» REQUIRED WORK:
Starting at the line that contains "Enumerate this screenshot's", write out every line through the last one in the records below, word for word. Leave out any pictures.

Figure collection entries
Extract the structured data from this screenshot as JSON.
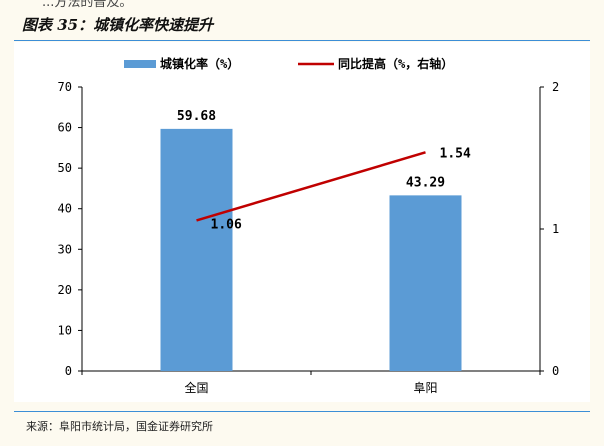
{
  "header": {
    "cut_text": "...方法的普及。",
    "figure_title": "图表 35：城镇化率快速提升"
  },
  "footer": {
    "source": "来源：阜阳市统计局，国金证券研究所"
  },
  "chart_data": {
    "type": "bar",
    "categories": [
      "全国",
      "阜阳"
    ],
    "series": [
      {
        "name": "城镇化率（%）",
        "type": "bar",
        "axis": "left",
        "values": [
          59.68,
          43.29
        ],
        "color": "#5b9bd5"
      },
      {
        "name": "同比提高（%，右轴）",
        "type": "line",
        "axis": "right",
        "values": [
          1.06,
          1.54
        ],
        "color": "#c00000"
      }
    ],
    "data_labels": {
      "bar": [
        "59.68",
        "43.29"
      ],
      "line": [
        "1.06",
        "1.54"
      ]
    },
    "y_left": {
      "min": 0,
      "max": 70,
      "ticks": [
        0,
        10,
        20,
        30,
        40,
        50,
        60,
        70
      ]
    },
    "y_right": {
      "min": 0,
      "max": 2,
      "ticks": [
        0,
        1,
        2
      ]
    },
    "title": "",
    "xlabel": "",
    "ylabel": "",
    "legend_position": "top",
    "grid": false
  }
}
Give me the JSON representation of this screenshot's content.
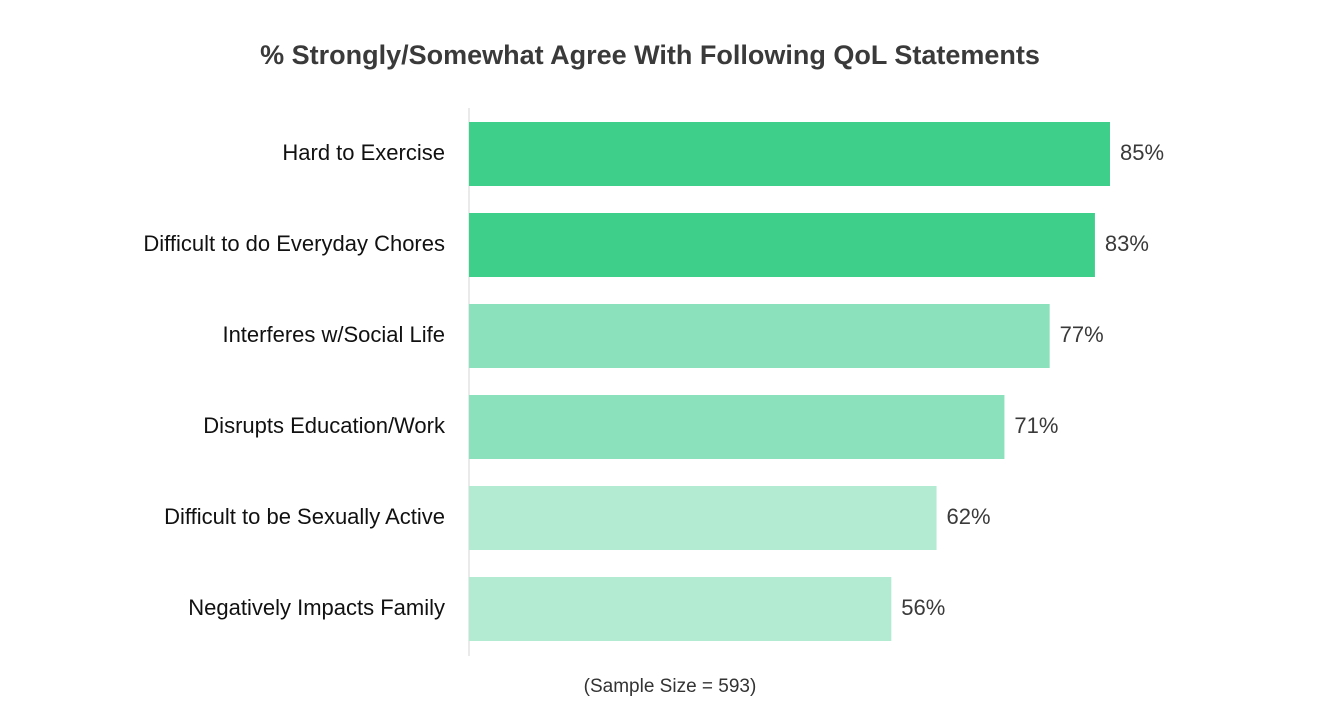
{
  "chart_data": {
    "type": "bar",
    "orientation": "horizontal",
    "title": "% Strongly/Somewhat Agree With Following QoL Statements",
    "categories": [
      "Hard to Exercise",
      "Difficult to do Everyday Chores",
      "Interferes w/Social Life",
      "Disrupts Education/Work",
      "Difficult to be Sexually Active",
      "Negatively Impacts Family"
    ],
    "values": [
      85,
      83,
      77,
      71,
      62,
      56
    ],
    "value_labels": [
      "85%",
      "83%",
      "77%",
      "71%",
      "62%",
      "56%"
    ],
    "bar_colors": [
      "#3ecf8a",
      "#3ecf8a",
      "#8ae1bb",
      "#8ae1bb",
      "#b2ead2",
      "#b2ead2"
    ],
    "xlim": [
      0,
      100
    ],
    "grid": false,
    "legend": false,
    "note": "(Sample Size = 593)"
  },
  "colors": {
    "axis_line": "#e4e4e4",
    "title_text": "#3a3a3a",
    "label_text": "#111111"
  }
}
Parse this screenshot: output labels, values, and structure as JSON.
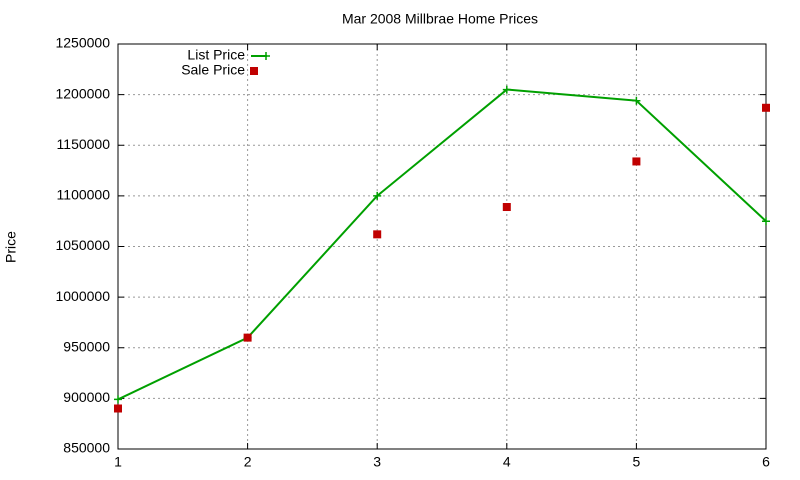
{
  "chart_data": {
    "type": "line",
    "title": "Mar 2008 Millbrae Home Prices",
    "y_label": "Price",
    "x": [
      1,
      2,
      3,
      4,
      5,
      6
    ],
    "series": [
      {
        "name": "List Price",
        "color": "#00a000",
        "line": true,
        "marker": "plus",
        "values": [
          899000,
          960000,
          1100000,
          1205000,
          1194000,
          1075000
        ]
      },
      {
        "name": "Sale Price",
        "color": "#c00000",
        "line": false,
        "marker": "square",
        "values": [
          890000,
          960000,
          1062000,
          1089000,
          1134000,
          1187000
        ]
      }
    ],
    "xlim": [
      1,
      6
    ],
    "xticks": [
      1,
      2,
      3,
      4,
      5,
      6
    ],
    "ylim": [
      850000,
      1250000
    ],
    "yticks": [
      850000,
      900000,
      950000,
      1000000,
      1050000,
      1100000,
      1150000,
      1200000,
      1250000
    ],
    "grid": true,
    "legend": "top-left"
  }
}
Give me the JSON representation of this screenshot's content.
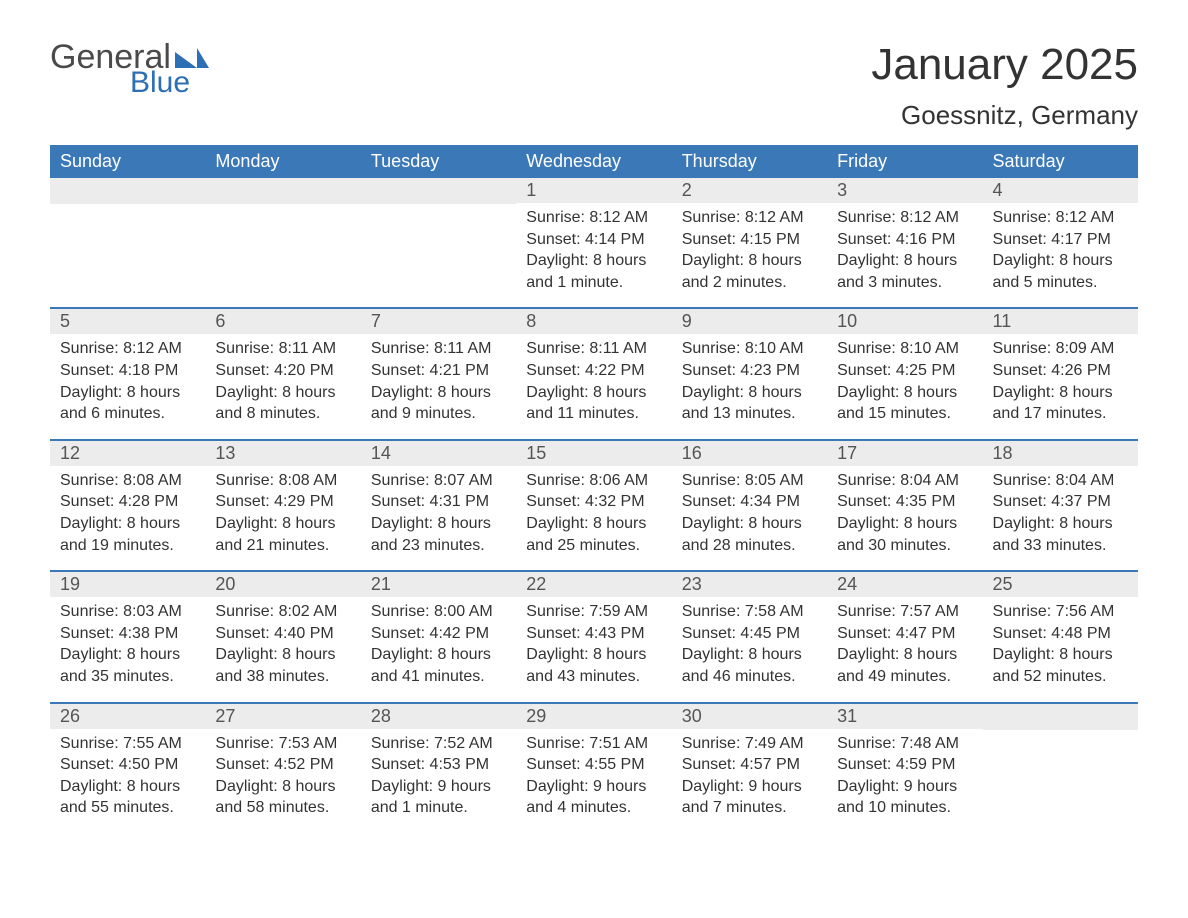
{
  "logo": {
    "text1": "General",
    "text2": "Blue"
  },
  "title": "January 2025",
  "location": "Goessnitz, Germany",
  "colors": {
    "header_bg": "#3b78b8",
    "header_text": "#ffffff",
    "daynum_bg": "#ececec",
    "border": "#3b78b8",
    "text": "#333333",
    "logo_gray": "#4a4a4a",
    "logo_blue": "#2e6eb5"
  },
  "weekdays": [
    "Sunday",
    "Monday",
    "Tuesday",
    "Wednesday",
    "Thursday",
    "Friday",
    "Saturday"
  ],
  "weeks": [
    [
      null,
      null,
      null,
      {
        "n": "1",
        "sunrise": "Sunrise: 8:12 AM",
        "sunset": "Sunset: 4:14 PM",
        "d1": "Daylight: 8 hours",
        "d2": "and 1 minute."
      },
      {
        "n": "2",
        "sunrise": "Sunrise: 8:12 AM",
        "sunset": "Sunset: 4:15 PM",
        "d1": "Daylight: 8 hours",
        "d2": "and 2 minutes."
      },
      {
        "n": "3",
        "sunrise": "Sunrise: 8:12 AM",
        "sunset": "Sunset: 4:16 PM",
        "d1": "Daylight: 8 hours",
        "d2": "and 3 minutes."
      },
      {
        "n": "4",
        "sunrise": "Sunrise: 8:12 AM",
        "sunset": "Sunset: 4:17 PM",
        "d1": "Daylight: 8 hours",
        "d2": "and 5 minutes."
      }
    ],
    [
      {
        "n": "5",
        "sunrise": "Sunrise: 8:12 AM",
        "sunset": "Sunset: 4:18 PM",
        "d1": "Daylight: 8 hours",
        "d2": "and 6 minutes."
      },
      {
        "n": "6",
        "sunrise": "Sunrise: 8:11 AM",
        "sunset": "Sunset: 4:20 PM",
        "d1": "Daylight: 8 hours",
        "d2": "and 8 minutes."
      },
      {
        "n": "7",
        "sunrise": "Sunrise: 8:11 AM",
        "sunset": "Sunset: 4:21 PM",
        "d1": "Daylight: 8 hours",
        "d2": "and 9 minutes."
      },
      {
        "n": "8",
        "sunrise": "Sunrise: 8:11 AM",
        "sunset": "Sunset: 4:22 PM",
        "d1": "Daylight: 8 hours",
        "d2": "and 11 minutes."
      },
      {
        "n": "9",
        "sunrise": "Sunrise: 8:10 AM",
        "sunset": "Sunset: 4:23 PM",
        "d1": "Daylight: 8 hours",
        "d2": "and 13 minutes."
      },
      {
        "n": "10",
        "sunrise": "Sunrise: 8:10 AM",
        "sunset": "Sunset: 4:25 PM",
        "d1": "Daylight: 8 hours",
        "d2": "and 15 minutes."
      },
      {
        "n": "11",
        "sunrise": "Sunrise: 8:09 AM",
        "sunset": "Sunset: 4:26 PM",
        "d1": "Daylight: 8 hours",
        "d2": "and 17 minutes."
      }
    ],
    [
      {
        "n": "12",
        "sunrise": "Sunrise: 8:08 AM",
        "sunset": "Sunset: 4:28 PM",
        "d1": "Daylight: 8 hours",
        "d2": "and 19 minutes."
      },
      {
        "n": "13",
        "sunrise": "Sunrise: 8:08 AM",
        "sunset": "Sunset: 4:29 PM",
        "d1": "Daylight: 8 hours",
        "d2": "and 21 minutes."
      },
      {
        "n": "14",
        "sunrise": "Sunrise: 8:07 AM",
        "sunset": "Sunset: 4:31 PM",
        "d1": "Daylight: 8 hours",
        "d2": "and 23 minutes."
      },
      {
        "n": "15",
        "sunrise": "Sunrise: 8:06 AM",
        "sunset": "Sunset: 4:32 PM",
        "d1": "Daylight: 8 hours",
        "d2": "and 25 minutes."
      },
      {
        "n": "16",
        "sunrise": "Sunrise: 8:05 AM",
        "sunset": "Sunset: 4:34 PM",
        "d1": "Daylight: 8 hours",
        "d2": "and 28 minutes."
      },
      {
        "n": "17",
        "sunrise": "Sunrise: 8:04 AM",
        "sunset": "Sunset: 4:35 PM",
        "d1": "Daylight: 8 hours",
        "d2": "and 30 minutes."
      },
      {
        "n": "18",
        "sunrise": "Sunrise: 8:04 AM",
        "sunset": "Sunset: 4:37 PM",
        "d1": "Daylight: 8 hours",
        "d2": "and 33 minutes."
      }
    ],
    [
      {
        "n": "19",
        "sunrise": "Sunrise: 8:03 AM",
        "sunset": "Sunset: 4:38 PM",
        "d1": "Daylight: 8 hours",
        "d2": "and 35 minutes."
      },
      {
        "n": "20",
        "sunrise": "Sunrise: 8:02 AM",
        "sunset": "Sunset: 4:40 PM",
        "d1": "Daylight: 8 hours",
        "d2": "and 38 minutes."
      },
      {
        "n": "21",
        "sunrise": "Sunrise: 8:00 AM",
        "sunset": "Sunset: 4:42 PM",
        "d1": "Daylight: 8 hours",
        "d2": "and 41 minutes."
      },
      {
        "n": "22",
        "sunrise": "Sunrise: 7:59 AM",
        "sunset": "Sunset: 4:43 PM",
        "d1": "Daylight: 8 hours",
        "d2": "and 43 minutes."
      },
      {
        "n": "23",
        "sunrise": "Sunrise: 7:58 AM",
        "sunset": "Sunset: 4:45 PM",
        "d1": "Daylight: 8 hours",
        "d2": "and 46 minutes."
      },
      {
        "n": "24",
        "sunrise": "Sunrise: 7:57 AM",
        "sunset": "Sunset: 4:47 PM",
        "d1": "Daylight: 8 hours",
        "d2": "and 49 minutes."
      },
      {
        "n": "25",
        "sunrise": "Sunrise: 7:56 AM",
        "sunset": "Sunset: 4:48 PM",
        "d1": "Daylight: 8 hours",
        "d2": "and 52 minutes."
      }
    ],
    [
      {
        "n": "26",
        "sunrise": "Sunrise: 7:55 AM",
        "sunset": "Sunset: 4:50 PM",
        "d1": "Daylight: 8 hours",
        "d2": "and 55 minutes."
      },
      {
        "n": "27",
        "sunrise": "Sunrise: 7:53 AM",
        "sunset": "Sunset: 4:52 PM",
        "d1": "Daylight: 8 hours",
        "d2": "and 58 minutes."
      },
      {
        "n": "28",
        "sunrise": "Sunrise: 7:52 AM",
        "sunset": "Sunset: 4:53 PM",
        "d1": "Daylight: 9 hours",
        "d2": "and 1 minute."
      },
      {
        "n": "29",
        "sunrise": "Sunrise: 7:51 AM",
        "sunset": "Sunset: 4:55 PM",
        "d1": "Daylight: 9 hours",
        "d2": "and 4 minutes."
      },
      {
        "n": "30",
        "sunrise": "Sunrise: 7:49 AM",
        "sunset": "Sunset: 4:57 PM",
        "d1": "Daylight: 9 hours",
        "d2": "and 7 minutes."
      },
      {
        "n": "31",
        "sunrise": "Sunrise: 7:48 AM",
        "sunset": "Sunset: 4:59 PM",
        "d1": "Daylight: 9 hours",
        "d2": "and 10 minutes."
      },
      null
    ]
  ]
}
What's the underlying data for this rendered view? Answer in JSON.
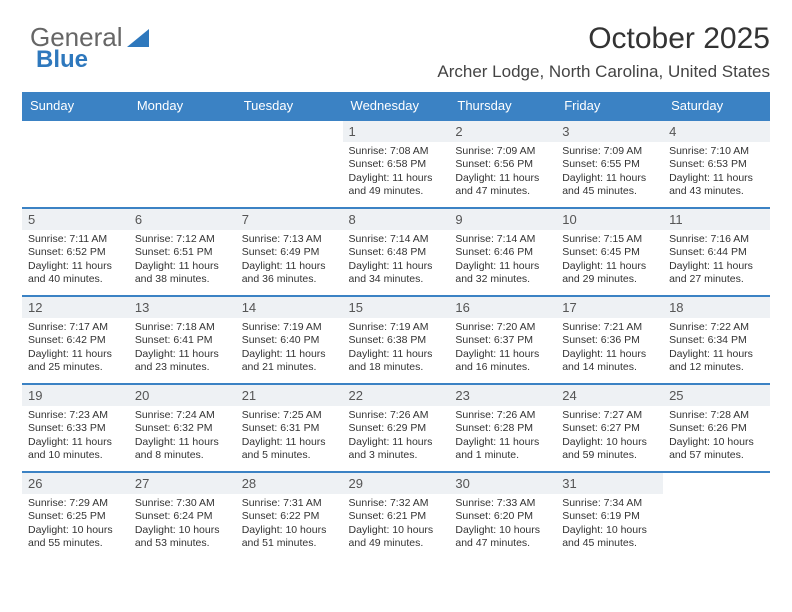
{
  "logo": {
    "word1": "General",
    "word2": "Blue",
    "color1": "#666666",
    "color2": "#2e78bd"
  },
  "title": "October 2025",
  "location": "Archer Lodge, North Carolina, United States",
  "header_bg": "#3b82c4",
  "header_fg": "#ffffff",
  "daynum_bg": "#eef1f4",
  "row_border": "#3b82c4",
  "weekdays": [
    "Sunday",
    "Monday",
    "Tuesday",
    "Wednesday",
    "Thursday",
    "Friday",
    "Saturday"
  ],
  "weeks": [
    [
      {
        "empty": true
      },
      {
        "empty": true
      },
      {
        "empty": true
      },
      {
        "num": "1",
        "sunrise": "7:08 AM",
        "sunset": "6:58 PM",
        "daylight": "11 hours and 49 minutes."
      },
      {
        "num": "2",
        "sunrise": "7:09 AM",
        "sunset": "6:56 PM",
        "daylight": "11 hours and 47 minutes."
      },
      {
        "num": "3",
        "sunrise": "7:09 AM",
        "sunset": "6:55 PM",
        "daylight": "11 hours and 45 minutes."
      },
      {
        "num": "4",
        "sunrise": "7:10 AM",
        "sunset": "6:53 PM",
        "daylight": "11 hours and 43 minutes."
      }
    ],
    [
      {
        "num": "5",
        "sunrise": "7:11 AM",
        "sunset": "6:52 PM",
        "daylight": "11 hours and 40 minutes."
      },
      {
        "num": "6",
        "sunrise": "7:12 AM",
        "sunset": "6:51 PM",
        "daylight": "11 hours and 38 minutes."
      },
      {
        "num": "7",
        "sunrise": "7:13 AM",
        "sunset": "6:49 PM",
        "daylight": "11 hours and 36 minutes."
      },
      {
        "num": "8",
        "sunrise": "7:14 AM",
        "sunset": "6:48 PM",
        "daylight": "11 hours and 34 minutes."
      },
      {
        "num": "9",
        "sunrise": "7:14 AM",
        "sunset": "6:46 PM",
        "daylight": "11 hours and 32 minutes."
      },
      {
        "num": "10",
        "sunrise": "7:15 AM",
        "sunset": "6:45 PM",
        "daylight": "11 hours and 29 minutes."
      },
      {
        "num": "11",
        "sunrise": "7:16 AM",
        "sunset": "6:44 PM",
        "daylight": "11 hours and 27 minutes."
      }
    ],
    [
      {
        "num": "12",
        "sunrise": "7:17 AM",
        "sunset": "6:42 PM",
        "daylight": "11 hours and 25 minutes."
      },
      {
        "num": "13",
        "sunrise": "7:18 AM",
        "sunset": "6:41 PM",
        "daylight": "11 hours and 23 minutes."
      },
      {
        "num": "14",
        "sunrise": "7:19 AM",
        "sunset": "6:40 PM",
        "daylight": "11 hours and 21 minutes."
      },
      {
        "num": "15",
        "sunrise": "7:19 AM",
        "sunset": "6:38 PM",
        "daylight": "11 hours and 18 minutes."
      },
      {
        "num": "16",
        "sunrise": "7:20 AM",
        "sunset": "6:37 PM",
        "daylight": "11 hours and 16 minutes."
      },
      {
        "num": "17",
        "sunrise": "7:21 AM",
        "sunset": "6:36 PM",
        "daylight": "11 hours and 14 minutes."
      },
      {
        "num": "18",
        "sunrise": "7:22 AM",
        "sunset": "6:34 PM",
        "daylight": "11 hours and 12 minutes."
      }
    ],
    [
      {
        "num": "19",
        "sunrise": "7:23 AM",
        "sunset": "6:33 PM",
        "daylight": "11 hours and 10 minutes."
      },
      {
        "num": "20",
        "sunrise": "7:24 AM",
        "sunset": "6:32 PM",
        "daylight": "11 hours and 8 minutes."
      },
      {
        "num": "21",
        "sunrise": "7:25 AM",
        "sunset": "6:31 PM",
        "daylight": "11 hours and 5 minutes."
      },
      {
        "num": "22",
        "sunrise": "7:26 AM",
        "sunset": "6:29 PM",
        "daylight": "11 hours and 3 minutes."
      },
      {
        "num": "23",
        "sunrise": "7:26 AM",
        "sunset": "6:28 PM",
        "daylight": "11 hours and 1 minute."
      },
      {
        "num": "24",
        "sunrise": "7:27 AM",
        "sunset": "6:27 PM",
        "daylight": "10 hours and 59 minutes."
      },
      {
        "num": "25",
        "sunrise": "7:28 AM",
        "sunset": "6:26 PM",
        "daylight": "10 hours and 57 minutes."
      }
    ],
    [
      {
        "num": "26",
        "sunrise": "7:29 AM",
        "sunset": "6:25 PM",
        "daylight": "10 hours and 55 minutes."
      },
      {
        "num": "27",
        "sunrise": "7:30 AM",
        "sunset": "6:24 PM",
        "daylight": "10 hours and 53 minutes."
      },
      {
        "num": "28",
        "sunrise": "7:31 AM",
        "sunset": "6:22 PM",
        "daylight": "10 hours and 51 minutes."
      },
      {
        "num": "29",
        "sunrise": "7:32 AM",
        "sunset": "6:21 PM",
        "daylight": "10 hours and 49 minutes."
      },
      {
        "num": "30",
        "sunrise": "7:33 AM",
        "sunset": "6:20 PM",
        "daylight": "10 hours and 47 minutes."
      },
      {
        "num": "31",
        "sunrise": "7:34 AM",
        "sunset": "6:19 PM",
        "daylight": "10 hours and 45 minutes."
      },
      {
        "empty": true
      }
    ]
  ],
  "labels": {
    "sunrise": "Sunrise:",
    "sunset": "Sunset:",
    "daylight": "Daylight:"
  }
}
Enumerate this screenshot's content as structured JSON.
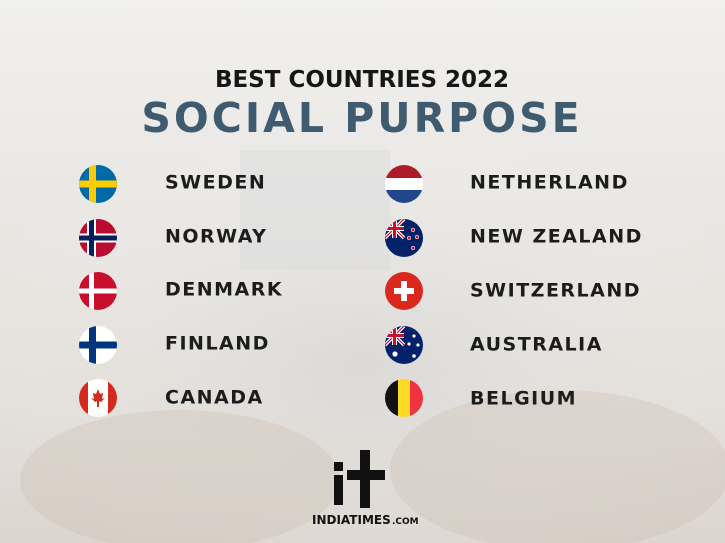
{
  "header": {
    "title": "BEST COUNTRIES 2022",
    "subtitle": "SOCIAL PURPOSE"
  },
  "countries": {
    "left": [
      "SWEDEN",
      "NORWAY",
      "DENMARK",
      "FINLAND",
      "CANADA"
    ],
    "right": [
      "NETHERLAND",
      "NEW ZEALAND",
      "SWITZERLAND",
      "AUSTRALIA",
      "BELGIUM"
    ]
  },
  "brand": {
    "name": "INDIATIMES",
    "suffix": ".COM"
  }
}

» TASK ANSWER:
Enumerate this screenshot's content as structured JSON.
{
  "header": {
    "title": "BEST COUNTRIES 2022",
    "subtitle": "SOCIAL PURPOSE"
  },
  "countries": {
    "left": [
      "SWEDEN",
      "NORWAY",
      "DENMARK",
      "FINLAND",
      "CANADA"
    ],
    "right": [
      "NETHERLAND",
      "NEW ZEALAND",
      "SWITZERLAND",
      "AUSTRALIA",
      "BELGIUM"
    ]
  },
  "brand": {
    "name": "INDIATIMES",
    "suffix": ".COM"
  }
}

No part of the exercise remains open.